(Records from a data collection)
********

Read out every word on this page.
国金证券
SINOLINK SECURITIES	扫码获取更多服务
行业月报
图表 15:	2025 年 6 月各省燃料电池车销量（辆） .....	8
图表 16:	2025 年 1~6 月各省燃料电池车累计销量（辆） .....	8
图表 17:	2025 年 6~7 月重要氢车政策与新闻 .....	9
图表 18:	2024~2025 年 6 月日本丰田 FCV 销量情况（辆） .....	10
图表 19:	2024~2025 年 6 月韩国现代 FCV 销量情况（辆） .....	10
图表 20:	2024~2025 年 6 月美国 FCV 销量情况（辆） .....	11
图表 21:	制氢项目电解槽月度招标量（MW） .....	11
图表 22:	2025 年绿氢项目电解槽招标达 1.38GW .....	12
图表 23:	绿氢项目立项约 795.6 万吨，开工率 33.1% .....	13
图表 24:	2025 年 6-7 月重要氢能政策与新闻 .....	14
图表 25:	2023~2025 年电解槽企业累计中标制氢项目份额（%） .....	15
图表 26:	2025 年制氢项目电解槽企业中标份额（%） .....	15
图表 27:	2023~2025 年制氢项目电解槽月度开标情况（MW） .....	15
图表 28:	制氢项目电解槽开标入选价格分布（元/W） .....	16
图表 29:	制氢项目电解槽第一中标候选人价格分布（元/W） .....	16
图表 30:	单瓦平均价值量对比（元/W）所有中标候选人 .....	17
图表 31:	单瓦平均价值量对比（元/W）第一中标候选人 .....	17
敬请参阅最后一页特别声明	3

********

* PROBLEM DESCRIPTION *
Write out every line of the records exactly.

* RESPONSE *
Read out every word on this page.
国金证券
SINOLINK SECURITIES	扫码获取更多服务
行业月报
图表 15:	2025 年 6 月各省燃料电池车销量（辆） .....	8
图表 16:	2025 年 1~6 月各省燃料电池车累计销量（辆） .....	8
图表 17:	2025 年 6~7 月重要氢车政策与新闻 .....	9
图表 18:	2024~2025 年 6 月日本丰田 FCV 销量情况（辆） .....	10
图表 19:	2024~2025 年 6 月韩国现代 FCV 销量情况（辆） .....	10
图表 20:	2024~2025 年 6 月美国 FCV 销量情况（辆） .....	11
图表 21:	制氢项目电解槽月度招标量（MW） .....	11
图表 22:	2025 年绿氢项目电解槽招标达 1.38GW .....	12
图表 23:	绿氢项目立项约 795.6 万吨，开工率 33.1% .....	13
图表 24:	2025 年 6-7 月重要氢能政策与新闻 .....	14
图表 25:	2023~2025 年电解槽企业累计中标制氢项目份额（%） .....	15
图表 26:	2025 年制氢项目电解槽企业中标份额（%） .....	15
图表 27:	2023~2025 年制氢项目电解槽月度开标情况（MW） .....	15
图表 28:	制氢项目电解槽开标入选价格分布（元/W） .....	16
图表 29:	制氢项目电解槽第一中标候选人价格分布（元/W） .....	16
图表 30:	单瓦平均价值量对比（元/W）所有中标候选人 .....	17
图表 31:	单瓦平均价值量对比（元/W）第一中标候选人 .....	17
敬请参阅最后一页特别声明	3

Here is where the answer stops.